Records for the exercise start
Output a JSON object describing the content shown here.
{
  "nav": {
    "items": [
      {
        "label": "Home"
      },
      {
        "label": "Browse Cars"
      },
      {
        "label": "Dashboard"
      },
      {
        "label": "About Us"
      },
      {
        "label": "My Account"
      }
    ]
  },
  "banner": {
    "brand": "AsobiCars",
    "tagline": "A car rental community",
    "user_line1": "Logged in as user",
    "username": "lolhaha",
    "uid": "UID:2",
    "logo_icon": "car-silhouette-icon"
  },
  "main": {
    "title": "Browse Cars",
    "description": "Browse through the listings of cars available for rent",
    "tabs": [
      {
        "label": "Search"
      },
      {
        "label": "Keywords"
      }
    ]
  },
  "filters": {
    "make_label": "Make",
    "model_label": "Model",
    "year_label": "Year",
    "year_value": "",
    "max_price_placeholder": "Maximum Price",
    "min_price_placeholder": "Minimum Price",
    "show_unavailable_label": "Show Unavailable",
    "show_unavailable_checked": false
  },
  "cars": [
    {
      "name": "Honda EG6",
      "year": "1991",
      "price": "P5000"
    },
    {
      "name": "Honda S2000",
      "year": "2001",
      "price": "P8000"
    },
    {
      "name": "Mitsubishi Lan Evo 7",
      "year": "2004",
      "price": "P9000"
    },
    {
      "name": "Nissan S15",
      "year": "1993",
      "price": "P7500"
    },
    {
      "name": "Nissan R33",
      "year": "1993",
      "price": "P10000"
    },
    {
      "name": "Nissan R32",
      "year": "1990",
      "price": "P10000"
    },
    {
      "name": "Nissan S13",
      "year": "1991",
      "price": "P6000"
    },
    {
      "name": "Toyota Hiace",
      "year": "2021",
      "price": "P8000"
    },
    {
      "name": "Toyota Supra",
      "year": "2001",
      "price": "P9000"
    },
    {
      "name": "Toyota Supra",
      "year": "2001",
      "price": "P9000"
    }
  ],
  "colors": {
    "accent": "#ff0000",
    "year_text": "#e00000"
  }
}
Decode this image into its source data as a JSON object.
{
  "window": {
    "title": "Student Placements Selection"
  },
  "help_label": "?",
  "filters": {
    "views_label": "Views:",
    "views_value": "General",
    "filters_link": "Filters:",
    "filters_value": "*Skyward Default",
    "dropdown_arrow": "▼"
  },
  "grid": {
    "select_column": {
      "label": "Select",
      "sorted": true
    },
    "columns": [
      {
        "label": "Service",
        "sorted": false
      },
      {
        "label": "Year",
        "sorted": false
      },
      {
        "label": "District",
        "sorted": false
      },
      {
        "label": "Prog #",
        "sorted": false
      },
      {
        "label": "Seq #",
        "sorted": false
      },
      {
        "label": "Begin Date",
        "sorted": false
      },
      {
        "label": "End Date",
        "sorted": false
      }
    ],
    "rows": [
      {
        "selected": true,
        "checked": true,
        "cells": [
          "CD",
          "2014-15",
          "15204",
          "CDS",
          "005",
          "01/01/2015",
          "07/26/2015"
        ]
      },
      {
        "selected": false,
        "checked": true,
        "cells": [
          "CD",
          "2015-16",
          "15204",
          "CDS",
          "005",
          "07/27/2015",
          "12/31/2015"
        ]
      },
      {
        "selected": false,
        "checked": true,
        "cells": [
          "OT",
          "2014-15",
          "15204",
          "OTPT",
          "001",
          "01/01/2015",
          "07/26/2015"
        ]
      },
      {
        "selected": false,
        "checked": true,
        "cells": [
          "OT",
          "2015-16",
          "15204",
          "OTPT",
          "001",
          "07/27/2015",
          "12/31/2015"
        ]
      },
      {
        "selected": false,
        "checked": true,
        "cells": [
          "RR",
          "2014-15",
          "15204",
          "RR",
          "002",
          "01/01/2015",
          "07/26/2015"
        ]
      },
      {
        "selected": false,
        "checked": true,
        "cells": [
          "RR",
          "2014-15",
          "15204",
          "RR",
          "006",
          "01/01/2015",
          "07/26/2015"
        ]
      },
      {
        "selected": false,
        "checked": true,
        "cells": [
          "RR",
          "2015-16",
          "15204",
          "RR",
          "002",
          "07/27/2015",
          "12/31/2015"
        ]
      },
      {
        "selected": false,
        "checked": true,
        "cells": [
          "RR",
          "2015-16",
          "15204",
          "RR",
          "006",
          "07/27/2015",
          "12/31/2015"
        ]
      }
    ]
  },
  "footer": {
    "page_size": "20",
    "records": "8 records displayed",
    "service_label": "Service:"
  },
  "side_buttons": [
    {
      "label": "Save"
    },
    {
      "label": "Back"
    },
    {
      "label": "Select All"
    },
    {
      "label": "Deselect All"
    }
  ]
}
Records for the exercise end
• Task to complete: Copy out all of the lines above exactly.

• Full answer:
Output a JSON object describing the content shown here.
{
  "nav": {
    "items": [
      {
        "label": "Home"
      },
      {
        "label": "Browse Cars"
      },
      {
        "label": "Dashboard"
      },
      {
        "label": "About Us"
      },
      {
        "label": "My Account"
      }
    ]
  },
  "banner": {
    "brand": "AsobiCars",
    "tagline": "A car rental community",
    "user_line1": "Logged in as user",
    "username": "lolhaha",
    "uid": "UID:2",
    "logo_icon": "car-silhouette-icon"
  },
  "main": {
    "title": "Browse Cars",
    "description": "Browse through the listings of cars available for rent",
    "tabs": [
      {
        "label": "Search"
      },
      {
        "label": "Keywords"
      }
    ]
  },
  "filters": {
    "make_label": "Make",
    "model_label": "Model",
    "year_label": "Year",
    "year_value": "",
    "max_price_placeholder": "Maximum Price",
    "min_price_placeholder": "Minimum Price",
    "show_unavailable_label": "Show Unavailable",
    "show_unavailable_checked": false
  },
  "cars": [
    {
      "name": "Honda EG6",
      "year": "1991",
      "price": "P5000"
    },
    {
      "name": "Honda S2000",
      "year": "2001",
      "price": "P8000"
    },
    {
      "name": "Mitsubishi Lan Evo 7",
      "year": "2004",
      "price": "P9000"
    },
    {
      "name": "Nissan S15",
      "year": "1993",
      "price": "P7500"
    },
    {
      "name": "Nissan R33",
      "year": "1993",
      "price": "P10000"
    },
    {
      "name": "Nissan R32",
      "year": "1990",
      "price": "P10000"
    },
    {
      "name": "Nissan S13",
      "year": "1991",
      "price": "P6000"
    },
    {
      "name": "Toyota Hiace",
      "year": "2021",
      "price": "P8000"
    },
    {
      "name": "Toyota Supra",
      "year": "2001",
      "price": "P9000"
    },
    {
      "name": "Toyota Supra",
      "year": "2001",
      "price": "P9000"
    }
  ],
  "colors": {
    "accent": "#ff0000",
    "year_text": "#e00000"
  }
}
Decode this image into its source data as a JSON object.
{
  "window": {
    "title": "Student Placements Selection"
  },
  "help_label": "?",
  "filters": {
    "views_label": "Views:",
    "views_value": "General",
    "filters_link": "Filters:",
    "filters_value": "*Skyward Default",
    "dropdown_arrow": "▼"
  },
  "grid": {
    "select_column": {
      "label": "Select",
      "sorted": true
    },
    "columns": [
      {
        "label": "Service",
        "sorted": false
      },
      {
        "label": "Year",
        "sorted": false
      },
      {
        "label": "District",
        "sorted": false
      },
      {
        "label": "Prog #",
        "sorted": false
      },
      {
        "label": "Seq #",
        "sorted": false
      },
      {
        "label": "Begin Date",
        "sorted": false
      },
      {
        "label": "End Date",
        "sorted": false
      }
    ],
    "rows": [
      {
        "selected": true,
        "checked": true,
        "cells": [
          "CD",
          "2014-15",
          "15204",
          "CDS",
          "005",
          "01/01/2015",
          "07/26/2015"
        ]
      },
      {
        "selected": false,
        "checked": true,
        "cells": [
          "CD",
          "2015-16",
          "15204",
          "CDS",
          "005",
          "07/27/2015",
          "12/31/2015"
        ]
      },
      {
        "selected": false,
        "checked": true,
        "cells": [
          "OT",
          "2014-15",
          "15204",
          "OTPT",
          "001",
          "01/01/2015",
          "07/26/2015"
        ]
      },
      {
        "selected": false,
        "checked": true,
        "cells": [
          "OT",
          "2015-16",
          "15204",
          "OTPT",
          "001",
          "07/27/2015",
          "12/31/2015"
        ]
      },
      {
        "selected": false,
        "checked": true,
        "cells": [
          "RR",
          "2014-15",
          "15204",
          "RR",
          "002",
          "01/01/2015",
          "07/26/2015"
        ]
      },
      {
        "selected": false,
        "checked": true,
        "cells": [
          "RR",
          "2014-15",
          "15204",
          "RR",
          "006",
          "01/01/2015",
          "07/26/2015"
        ]
      },
      {
        "selected": false,
        "checked": true,
        "cells": [
          "RR",
          "2015-16",
          "15204",
          "RR",
          "002",
          "07/27/2015",
          "12/31/2015"
        ]
      },
      {
        "selected": false,
        "checked": true,
        "cells": [
          "RR",
          "2015-16",
          "15204",
          "RR",
          "006",
          "07/27/2015",
          "12/31/2015"
        ]
      }
    ]
  },
  "footer": {
    "page_size": "20",
    "records": "8 records displayed",
    "service_label": "Service:"
  },
  "side_buttons": [
    {
      "label": "Save"
    },
    {
      "label": "Back"
    },
    {
      "label": "Select All"
    },
    {
      "label": "Deselect All"
    }
  ]
}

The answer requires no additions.